_What the exercise asks_
Extract the full set of records, then give each one again exactly.

#### Data lines

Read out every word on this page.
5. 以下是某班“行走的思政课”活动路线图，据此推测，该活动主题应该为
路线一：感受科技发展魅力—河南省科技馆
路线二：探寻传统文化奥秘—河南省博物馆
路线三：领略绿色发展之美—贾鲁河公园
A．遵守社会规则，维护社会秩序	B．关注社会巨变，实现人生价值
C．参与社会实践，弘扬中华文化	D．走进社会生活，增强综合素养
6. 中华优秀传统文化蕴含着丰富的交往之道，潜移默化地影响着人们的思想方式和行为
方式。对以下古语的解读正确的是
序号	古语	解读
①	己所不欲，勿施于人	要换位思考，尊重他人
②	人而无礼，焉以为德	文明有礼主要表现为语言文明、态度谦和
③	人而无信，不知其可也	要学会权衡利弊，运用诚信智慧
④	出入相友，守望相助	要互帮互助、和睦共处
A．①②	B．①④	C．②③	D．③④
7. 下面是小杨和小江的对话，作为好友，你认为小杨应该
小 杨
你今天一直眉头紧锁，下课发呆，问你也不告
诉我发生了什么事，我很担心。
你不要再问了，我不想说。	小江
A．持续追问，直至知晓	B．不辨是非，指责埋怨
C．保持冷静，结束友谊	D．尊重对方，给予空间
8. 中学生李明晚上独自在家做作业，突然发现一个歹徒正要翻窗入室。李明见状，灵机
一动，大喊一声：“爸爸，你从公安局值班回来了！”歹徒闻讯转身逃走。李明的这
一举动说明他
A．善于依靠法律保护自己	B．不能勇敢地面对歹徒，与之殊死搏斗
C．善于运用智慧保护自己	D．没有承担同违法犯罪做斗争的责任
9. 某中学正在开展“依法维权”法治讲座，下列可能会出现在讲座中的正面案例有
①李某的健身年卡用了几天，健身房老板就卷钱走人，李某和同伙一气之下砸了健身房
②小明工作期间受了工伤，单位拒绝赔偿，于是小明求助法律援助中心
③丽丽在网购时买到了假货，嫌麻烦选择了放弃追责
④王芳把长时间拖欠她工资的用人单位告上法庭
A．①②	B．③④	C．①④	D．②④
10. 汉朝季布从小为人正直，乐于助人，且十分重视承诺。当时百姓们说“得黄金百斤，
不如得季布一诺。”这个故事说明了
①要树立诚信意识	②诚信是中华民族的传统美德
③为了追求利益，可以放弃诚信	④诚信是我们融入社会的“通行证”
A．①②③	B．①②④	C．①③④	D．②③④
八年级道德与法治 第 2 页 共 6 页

########

_Right answer_
Read out every word on this page.
5. 以下是某班“行走的思政课”活动路线图，据此推测，该活动主题应该为
路线一：感受科技发展魅力—河南省科技馆
路线二：探寻传统文化奥秘—河南省博物馆
路线三：领略绿色发展之美—贾鲁河公园
A．遵守社会规则，维护社会秩序	B．关注社会巨变，实现人生价值
C．参与社会实践，弘扬中华文化	D．走进社会生活，增强综合素养
6. 中华优秀传统文化蕴含着丰富的交往之道，潜移默化地影响着人们的思想方式和行为
方式。对以下古语的解读正确的是
序号	古语	解读
①	己所不欲，勿施于人	要换位思考，尊重他人
②	人而无礼，焉以为德	文明有礼主要表现为语言文明、态度谦和
③	人而无信，不知其可也	要学会权衡利弊，运用诚信智慧
④	出入相友，守望相助	要互帮互助、和睦共处
A．①②	B．①④	C．②③	D．③④
7. 下面是小杨和小江的对话，作为好友，你认为小杨应该
小 杨
你今天一直眉头紧锁，下课发呆，问你也不告
诉我发生了什么事，我很担心。
你不要再问了，我不想说。	小江
A．持续追问，直至知晓	B．不辨是非，指责埋怨
C．保持冷静，结束友谊	D．尊重对方，给予空间
8. 中学生李明晚上独自在家做作业，突然发现一个歹徒正要翻窗入室。李明见状，灵机
一动，大喊一声：“爸爸，你从公安局值班回来了！”歹徒闻讯转身逃走。李明的这
一举动说明他
A．善于依靠法律保护自己	B．不能勇敢地面对歹徒，与之殊死搏斗
C．善于运用智慧保护自己	D．没有承担同违法犯罪做斗争的责任
9. 某中学正在开展“依法维权”法治讲座，下列可能会出现在讲座中的正面案例有
①李某的健身年卡用了几天，健身房老板就卷钱走人，李某和同伙一气之下砸了健身房
②小明工作期间受了工伤，单位拒绝赔偿，于是小明求助法律援助中心
③丽丽在网购时买到了假货，嫌麻烦选择了放弃追责
④王芳把长时间拖欠她工资的用人单位告上法庭
A．①②	B．③④	C．①④	D．②④
10. 汉朝季布从小为人正直，乐于助人，且十分重视承诺。当时百姓们说“得黄金百斤，
不如得季布一诺。”这个故事说明了
①要树立诚信意识	②诚信是中华民族的传统美德
③为了追求利益，可以放弃诚信	④诚信是我们融入社会的“通行证”
A．①②③	B．①②④	C．①③④	D．②③④
八年级道德与法治 第 2 页 共 6 页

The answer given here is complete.